WORK INSTRUCTIONS: Transcribe the material below exactly as it appears.

Dataset excerpt:

^^^^

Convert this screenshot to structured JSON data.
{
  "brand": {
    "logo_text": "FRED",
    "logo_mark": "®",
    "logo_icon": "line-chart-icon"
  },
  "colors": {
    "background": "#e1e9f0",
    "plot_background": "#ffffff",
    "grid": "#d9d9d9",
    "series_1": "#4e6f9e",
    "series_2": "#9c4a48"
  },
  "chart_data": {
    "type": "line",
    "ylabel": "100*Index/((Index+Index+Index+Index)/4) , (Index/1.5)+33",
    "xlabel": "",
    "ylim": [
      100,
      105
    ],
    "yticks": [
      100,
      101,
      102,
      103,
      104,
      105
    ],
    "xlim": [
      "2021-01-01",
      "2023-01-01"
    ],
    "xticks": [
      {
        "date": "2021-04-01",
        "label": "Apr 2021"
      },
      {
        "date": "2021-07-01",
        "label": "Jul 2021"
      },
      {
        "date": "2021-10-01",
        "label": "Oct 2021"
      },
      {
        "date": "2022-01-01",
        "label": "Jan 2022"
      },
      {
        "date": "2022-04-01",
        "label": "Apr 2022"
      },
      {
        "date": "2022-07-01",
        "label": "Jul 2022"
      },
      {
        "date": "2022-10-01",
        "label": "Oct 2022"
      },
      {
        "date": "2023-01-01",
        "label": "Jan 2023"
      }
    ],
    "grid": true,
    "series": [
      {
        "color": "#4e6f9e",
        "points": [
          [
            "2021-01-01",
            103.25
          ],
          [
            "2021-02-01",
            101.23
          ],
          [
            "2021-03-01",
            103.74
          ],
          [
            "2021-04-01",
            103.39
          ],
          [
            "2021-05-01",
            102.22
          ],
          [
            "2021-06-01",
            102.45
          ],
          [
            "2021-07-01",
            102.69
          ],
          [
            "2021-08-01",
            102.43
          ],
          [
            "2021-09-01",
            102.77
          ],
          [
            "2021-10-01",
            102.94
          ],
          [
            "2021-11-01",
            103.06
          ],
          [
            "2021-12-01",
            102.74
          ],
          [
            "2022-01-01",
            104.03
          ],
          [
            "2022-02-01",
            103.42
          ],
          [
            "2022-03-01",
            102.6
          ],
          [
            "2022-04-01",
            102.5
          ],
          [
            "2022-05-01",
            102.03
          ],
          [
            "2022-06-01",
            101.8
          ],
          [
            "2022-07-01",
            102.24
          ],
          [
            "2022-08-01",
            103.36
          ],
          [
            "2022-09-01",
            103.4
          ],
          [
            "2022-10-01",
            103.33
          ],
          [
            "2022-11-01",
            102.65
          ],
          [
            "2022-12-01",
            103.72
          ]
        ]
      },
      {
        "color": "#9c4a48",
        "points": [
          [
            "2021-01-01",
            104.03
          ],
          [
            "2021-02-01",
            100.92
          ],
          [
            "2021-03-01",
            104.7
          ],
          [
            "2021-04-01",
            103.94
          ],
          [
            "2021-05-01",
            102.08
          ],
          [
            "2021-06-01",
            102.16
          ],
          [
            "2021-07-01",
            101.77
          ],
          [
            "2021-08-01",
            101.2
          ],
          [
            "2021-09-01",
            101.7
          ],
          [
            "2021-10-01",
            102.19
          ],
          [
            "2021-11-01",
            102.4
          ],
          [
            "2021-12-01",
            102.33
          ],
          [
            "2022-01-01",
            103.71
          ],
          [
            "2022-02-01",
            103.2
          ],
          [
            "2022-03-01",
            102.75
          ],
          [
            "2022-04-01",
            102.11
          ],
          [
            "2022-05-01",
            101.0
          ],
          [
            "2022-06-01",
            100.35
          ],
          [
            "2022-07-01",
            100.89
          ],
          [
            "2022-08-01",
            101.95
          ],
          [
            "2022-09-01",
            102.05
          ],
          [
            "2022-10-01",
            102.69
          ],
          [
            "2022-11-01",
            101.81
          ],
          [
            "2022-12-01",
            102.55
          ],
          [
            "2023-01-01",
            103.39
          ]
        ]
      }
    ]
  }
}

^^^^

REPLY:
Convert this screenshot to structured JSON data.
{
  "brand": {
    "logo_text": "FRED",
    "logo_mark": "®",
    "logo_icon": "line-chart-icon"
  },
  "colors": {
    "background": "#e1e9f0",
    "plot_background": "#ffffff",
    "grid": "#d9d9d9",
    "series_1": "#4e6f9e",
    "series_2": "#9c4a48"
  },
  "chart_data": {
    "type": "line",
    "ylabel": "100*Index/((Index+Index+Index+Index)/4) , (Index/1.5)+33",
    "xlabel": "",
    "ylim": [
      100,
      105
    ],
    "yticks": [
      100,
      101,
      102,
      103,
      104,
      105
    ],
    "xlim": [
      "2021-01-01",
      "2023-01-01"
    ],
    "xticks": [
      {
        "date": "2021-04-01",
        "label": "Apr 2021"
      },
      {
        "date": "2021-07-01",
        "label": "Jul 2021"
      },
      {
        "date": "2021-10-01",
        "label": "Oct 2021"
      },
      {
        "date": "2022-01-01",
        "label": "Jan 2022"
      },
      {
        "date": "2022-04-01",
        "label": "Apr 2022"
      },
      {
        "date": "2022-07-01",
        "label": "Jul 2022"
      },
      {
        "date": "2022-10-01",
        "label": "Oct 2022"
      },
      {
        "date": "2023-01-01",
        "label": "Jan 2023"
      }
    ],
    "grid": true,
    "series": [
      {
        "color": "#4e6f9e",
        "points": [
          [
            "2021-01-01",
            103.25
          ],
          [
            "2021-02-01",
            101.23
          ],
          [
            "2021-03-01",
            103.74
          ],
          [
            "2021-04-01",
            103.39
          ],
          [
            "2021-05-01",
            102.22
          ],
          [
            "2021-06-01",
            102.45
          ],
          [
            "2021-07-01",
            102.69
          ],
          [
            "2021-08-01",
            102.43
          ],
          [
            "2021-09-01",
            102.77
          ],
          [
            "2021-10-01",
            102.94
          ],
          [
            "2021-11-01",
            103.06
          ],
          [
            "2021-12-01",
            102.74
          ],
          [
            "2022-01-01",
            104.03
          ],
          [
            "2022-02-01",
            103.42
          ],
          [
            "2022-03-01",
            102.6
          ],
          [
            "2022-04-01",
            102.5
          ],
          [
            "2022-05-01",
            102.03
          ],
          [
            "2022-06-01",
            101.8
          ],
          [
            "2022-07-01",
            102.24
          ],
          [
            "2022-08-01",
            103.36
          ],
          [
            "2022-09-01",
            103.4
          ],
          [
            "2022-10-01",
            103.33
          ],
          [
            "2022-11-01",
            102.65
          ],
          [
            "2022-12-01",
            103.72
          ]
        ]
      },
      {
        "color": "#9c4a48",
        "points": [
          [
            "2021-01-01",
            104.03
          ],
          [
            "2021-02-01",
            100.92
          ],
          [
            "2021-03-01",
            104.7
          ],
          [
            "2021-04-01",
            103.94
          ],
          [
            "2021-05-01",
            102.08
          ],
          [
            "2021-06-01",
            102.16
          ],
          [
            "2021-07-01",
            101.77
          ],
          [
            "2021-08-01",
            101.2
          ],
          [
            "2021-09-01",
            101.7
          ],
          [
            "2021-10-01",
            102.19
          ],
          [
            "2021-11-01",
            102.4
          ],
          [
            "2021-12-01",
            102.33
          ],
          [
            "2022-01-01",
            103.71
          ],
          [
            "2022-02-01",
            103.2
          ],
          [
            "2022-03-01",
            102.75
          ],
          [
            "2022-04-01",
            102.11
          ],
          [
            "2022-05-01",
            101.0
          ],
          [
            "2022-06-01",
            100.35
          ],
          [
            "2022-07-01",
            100.89
          ],
          [
            "2022-08-01",
            101.95
          ],
          [
            "2022-09-01",
            102.05
          ],
          [
            "2022-10-01",
            102.69
          ],
          [
            "2022-11-01",
            101.81
          ],
          [
            "2022-12-01",
            102.55
          ],
          [
            "2023-01-01",
            103.39
          ]
        ]
      }
    ]
  }
}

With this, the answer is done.